__Given problem__:
In the entries below, find the lines with the word "JSON" and copy them.

###

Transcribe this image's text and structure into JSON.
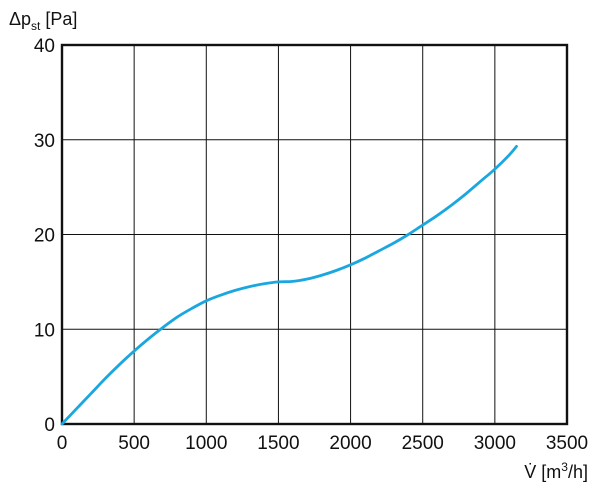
{
  "chart_data": {
    "type": "line",
    "title": "",
    "ylabel": {
      "main": "Δp",
      "sub": "st",
      "unit": " [Pa]"
    },
    "xlabel": {
      "main": "V̇ [m",
      "sup": "3",
      "rest": "/h]"
    },
    "xlim": [
      0,
      3500
    ],
    "ylim": [
      0,
      40
    ],
    "xticks": [
      0,
      500,
      1000,
      1500,
      2000,
      2500,
      3000,
      3500
    ],
    "yticks": [
      0,
      10,
      20,
      30,
      40
    ],
    "x_tick_labels": [
      "0",
      "500",
      "1000",
      "1500",
      "2000",
      "2500",
      "3000",
      "3500"
    ],
    "y_tick_labels": [
      "0",
      "10",
      "20",
      "30",
      "40"
    ],
    "grid": true,
    "line_color": "#1aa7e0",
    "series": [
      {
        "x": [
          0,
          100,
          200,
          300,
          400,
          500,
          600,
          700,
          800,
          900,
          1000,
          1100,
          1200,
          1300,
          1400,
          1500,
          1600,
          1700,
          1800,
          1900,
          2000,
          2100,
          2200,
          2300,
          2400,
          2500,
          2600,
          2700,
          2800,
          2900,
          3000,
          3100,
          3150
        ],
        "y": [
          0,
          1.6,
          3.2,
          4.8,
          6.3,
          7.7,
          9.0,
          10.2,
          11.3,
          12.2,
          13.0,
          13.6,
          14.1,
          14.5,
          14.8,
          15.0,
          15.05,
          15.3,
          15.7,
          16.2,
          16.8,
          17.5,
          18.3,
          19.1,
          20.0,
          21.0,
          22.0,
          23.1,
          24.3,
          25.6,
          26.9,
          28.4,
          29.3
        ]
      }
    ]
  }
}
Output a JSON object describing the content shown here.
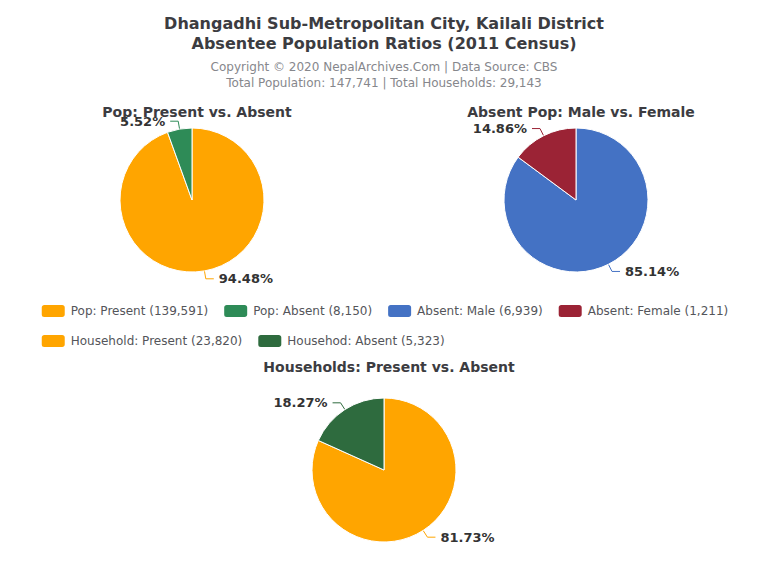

###

__Final answer__:
Transcribe this image's text and structure into JSON.
Output a JSON object describing the content shown here.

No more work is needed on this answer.